Start Entries supplied

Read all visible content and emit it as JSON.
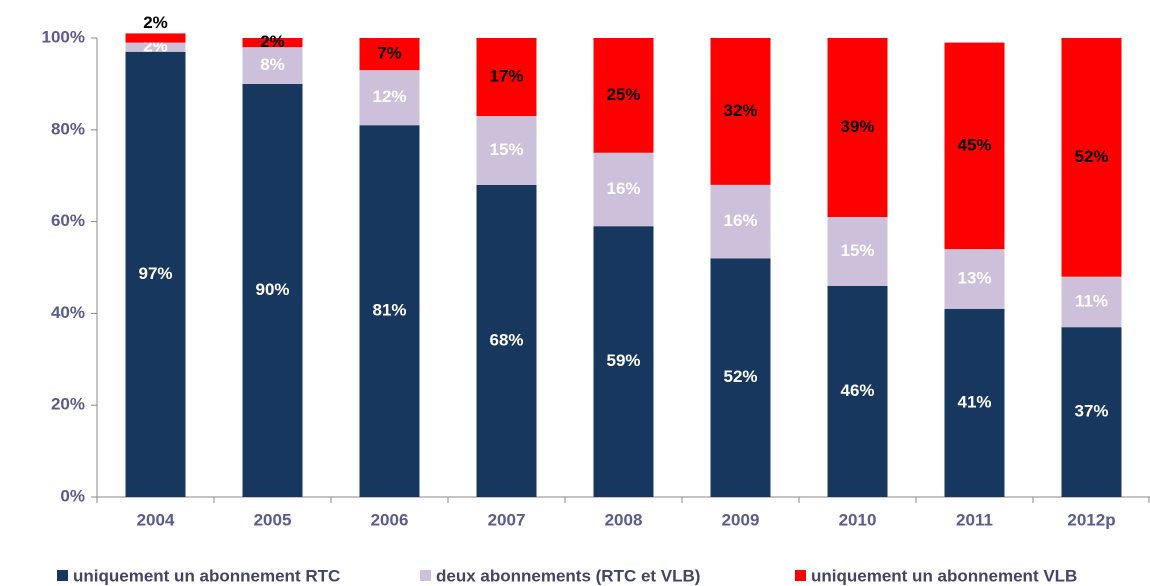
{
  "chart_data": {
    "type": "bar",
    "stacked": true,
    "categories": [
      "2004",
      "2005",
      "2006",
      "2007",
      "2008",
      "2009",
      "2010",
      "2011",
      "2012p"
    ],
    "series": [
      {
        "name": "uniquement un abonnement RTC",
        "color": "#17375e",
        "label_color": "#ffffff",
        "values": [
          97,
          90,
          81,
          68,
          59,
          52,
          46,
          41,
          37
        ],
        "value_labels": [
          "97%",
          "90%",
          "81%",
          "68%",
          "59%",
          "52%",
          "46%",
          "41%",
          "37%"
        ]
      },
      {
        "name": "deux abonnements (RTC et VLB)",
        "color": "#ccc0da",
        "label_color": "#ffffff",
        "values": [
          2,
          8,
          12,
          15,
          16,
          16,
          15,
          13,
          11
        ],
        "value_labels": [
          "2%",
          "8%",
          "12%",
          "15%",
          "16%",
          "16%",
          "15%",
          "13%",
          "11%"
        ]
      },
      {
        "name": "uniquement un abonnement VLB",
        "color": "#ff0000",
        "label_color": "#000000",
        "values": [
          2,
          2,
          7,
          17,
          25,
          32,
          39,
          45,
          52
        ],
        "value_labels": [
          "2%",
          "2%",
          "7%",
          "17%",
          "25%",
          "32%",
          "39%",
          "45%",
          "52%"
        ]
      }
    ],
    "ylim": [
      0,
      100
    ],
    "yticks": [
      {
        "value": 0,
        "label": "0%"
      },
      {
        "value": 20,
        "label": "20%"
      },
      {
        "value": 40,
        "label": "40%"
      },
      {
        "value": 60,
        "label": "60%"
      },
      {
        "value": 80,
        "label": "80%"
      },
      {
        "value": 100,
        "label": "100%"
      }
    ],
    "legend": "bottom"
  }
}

End Entries supplied

What you are asked to do: Filter the listing for the word "uniquement" and copy every line that holds it.

Solution for this task:
        "name": "uniquement un abonnement RTC",
        "name": "uniquement un abonnement VLB",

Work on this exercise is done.